Every record that follows must be duplicated exactly, with images left out.

→ **Records for the task**

* * * * *

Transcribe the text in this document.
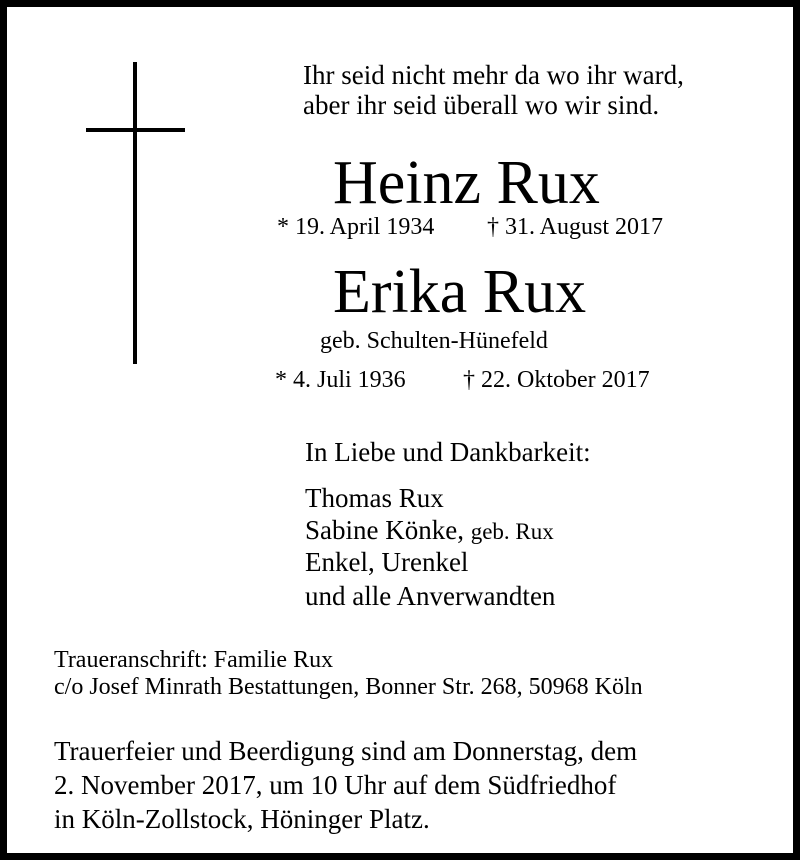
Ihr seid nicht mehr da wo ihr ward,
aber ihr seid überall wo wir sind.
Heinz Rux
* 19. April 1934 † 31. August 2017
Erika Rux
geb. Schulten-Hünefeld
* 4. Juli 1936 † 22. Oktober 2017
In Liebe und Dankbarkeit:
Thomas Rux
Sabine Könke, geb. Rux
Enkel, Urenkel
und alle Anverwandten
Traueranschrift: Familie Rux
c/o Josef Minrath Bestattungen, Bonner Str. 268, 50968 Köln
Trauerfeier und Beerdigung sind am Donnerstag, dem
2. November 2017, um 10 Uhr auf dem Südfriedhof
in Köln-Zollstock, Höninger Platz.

* * * * *

→ **Exercise result**
Transcribe the text in this document.
Ihr seid nicht mehr da wo ihr ward,
aber ihr seid überall wo wir sind.
Heinz Rux
* 19. April 1934 † 31. August 2017
Erika Rux
geb. Schulten-Hünefeld
* 4. Juli 1936 † 22. Oktober 2017
In Liebe und Dankbarkeit:
Thomas Rux
Sabine Könke, geb. Rux
Enkel, Urenkel
und alle Anverwandten
Traueranschrift: Familie Rux
c/o Josef Minrath Bestattungen, Bonner Str. 268, 50968 Köln
Trauerfeier und Beerdigung sind am Donnerstag, dem
2. November 2017, um 10 Uhr auf dem Südfriedhof
in Köln-Zollstock, Höninger Platz.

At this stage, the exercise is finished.